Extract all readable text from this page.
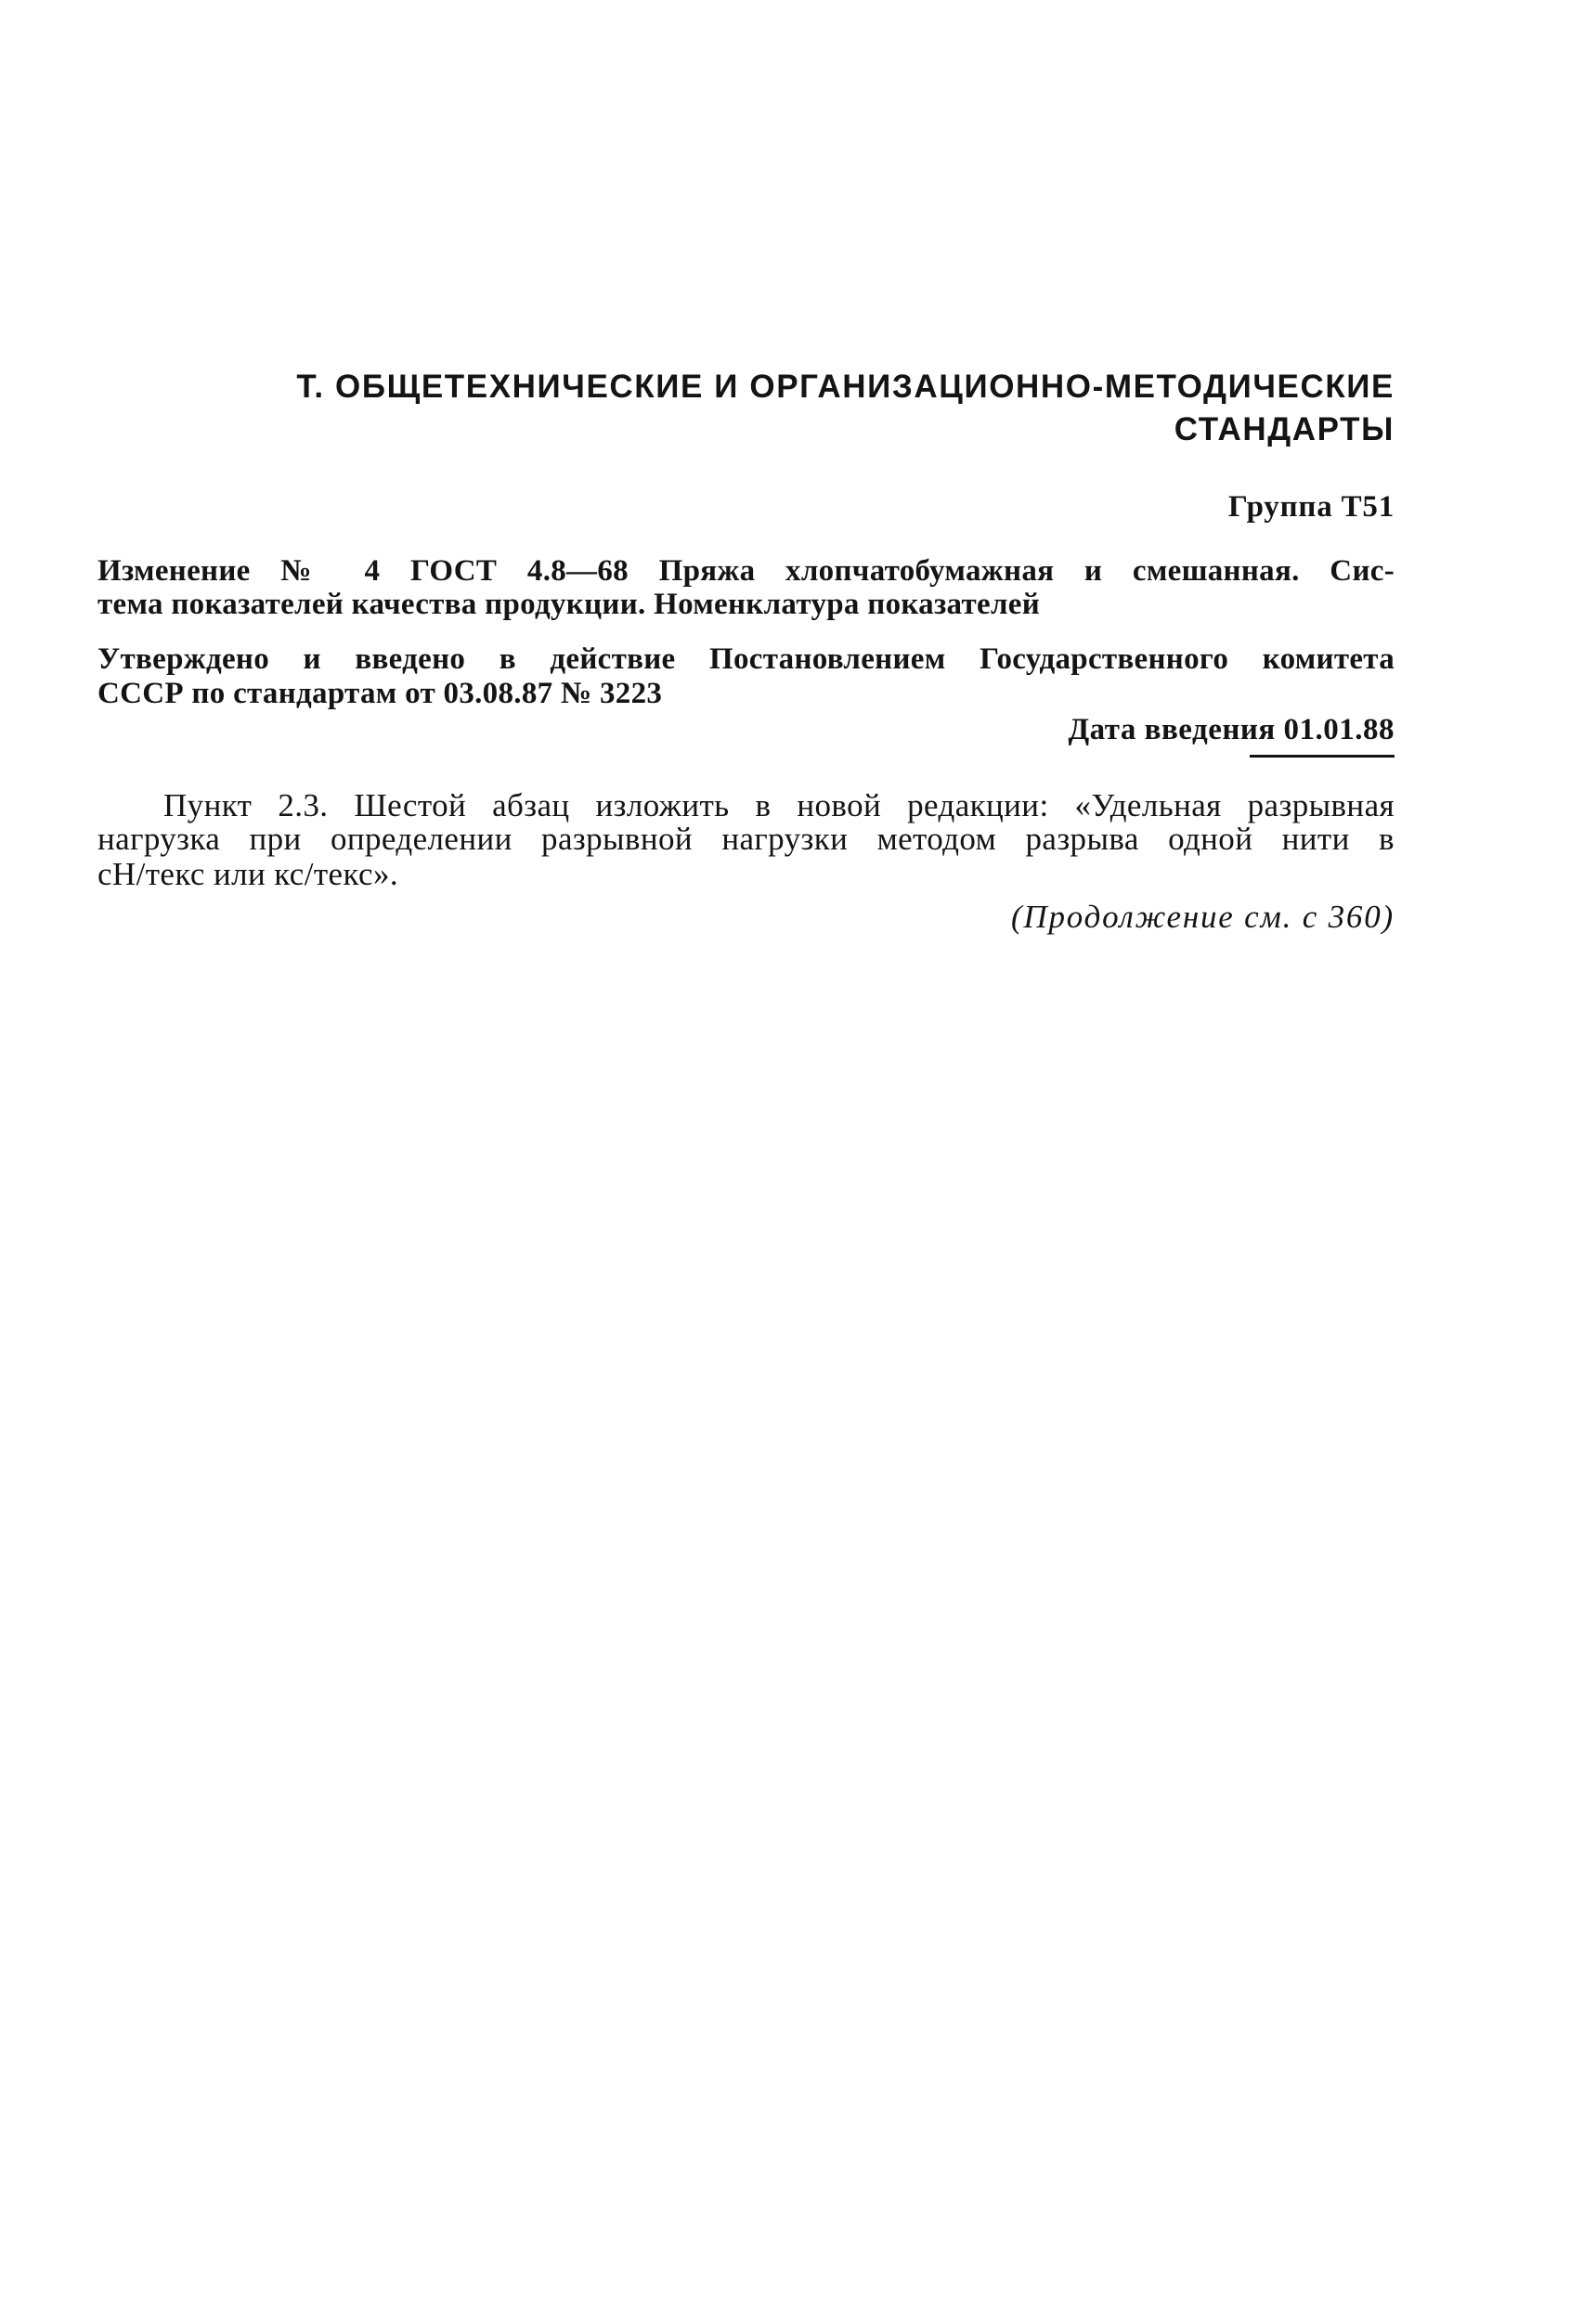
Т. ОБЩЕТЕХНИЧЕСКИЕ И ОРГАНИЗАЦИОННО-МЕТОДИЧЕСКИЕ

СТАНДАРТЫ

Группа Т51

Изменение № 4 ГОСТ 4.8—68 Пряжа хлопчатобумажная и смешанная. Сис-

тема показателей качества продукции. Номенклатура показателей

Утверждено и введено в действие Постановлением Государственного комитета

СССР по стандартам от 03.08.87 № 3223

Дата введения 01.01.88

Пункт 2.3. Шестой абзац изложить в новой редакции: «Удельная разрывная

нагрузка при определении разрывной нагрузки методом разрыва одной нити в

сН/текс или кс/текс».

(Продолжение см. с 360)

· · · ·

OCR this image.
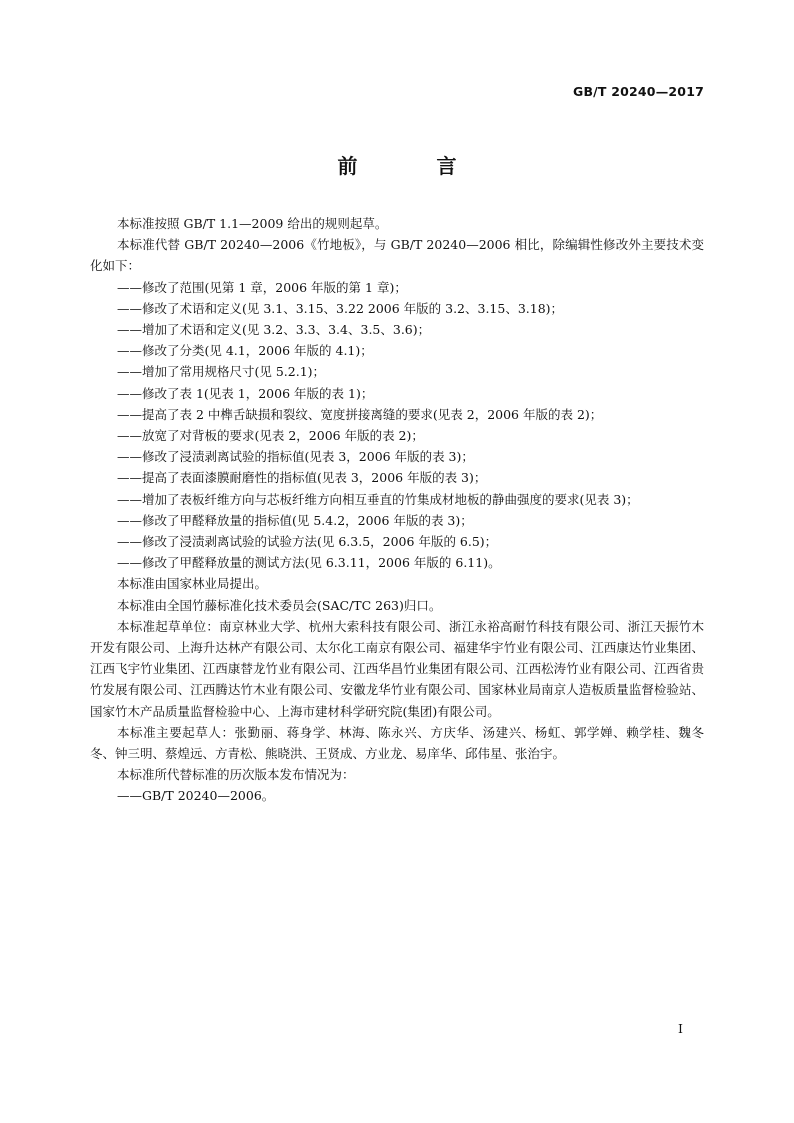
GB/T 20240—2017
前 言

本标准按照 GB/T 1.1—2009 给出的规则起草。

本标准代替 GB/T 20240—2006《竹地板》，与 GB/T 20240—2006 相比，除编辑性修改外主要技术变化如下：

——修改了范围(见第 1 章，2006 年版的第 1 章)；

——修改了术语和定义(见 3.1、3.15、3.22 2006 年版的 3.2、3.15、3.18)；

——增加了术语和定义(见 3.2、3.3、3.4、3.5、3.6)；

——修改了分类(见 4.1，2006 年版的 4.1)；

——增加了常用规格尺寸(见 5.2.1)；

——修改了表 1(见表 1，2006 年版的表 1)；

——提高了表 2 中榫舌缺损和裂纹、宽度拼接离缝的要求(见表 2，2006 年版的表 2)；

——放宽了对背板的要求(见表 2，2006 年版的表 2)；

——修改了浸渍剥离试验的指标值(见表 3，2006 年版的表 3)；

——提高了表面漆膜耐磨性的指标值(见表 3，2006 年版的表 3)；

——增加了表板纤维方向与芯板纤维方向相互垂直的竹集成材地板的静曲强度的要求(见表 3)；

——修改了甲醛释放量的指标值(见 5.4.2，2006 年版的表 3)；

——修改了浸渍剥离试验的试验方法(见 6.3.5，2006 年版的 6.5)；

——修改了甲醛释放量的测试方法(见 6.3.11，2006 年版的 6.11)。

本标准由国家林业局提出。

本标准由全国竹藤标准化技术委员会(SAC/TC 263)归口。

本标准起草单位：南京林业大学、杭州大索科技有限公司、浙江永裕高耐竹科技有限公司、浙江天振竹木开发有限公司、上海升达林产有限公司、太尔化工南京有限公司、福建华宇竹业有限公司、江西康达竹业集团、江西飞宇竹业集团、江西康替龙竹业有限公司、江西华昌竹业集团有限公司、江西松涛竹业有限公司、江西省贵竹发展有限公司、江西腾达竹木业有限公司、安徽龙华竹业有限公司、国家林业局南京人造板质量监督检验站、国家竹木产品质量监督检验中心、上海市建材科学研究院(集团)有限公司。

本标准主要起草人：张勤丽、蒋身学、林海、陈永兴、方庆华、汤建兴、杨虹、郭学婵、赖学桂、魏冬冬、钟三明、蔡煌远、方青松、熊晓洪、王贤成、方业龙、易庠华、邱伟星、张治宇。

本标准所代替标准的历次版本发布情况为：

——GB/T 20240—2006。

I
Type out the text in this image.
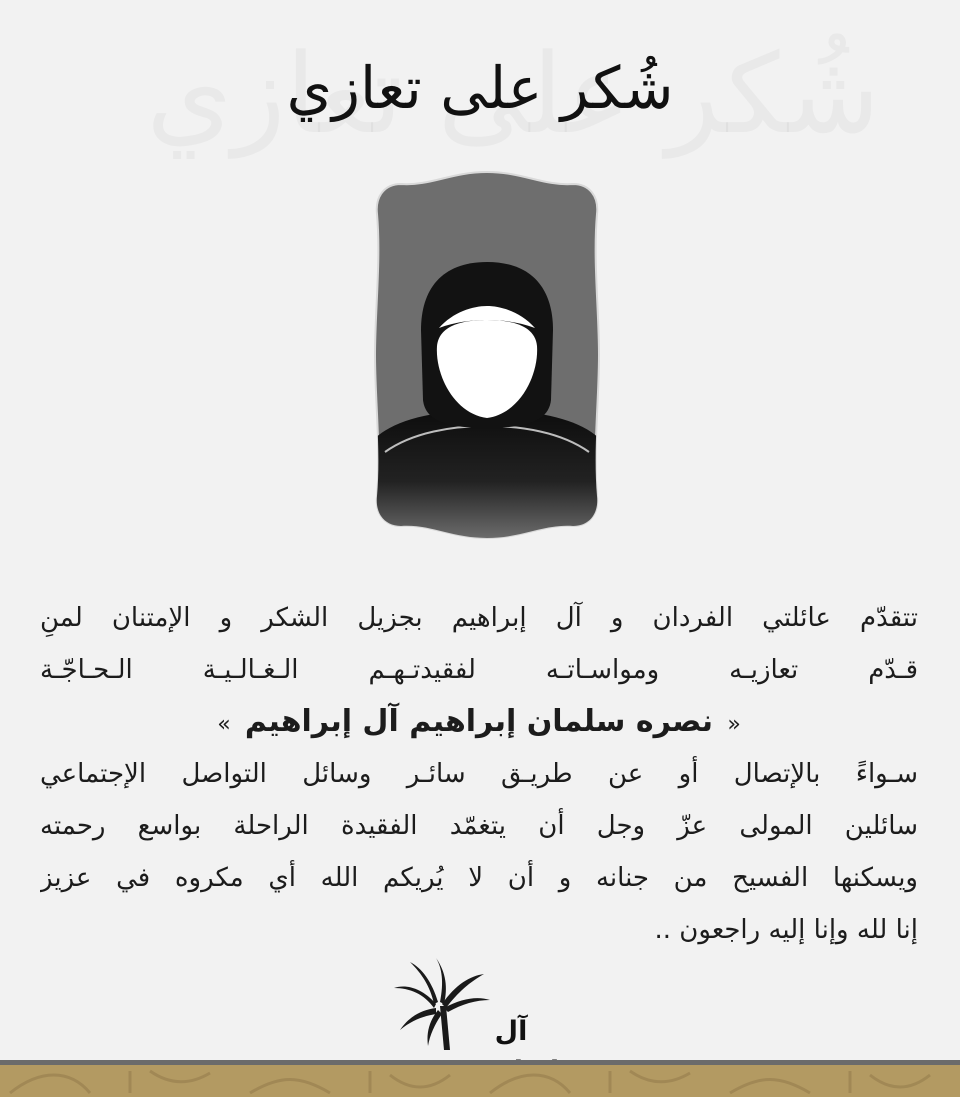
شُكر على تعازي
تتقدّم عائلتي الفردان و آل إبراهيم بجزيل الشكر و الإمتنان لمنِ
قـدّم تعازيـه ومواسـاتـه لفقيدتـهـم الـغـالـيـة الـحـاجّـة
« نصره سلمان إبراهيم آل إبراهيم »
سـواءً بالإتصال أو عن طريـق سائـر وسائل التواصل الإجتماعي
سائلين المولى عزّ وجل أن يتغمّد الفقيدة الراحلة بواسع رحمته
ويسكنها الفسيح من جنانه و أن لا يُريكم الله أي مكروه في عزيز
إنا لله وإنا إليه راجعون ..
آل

· · · ·

Task requirements
Gather all lines with the string "年版的表" from the data.

Correct answer
——修改了表 1(见表 1，2006 年版的表 1)；
——提高了表 2 中榫舌缺损和裂纹、宽度拼接离缝的要求(见表 2，2006 年版的表 2)；
——放宽了对背板的要求(见表 2，2006 年版的表 2)；
——修改了浸渍剥离试验的指标值(见表 3，2006 年版的表 3)；
——提高了表面漆膜耐磨性的指标值(见表 3，2006 年版的表 3)；
——修改了甲醛释放量的指标值(见 5.4.2，2006 年版的表 3)；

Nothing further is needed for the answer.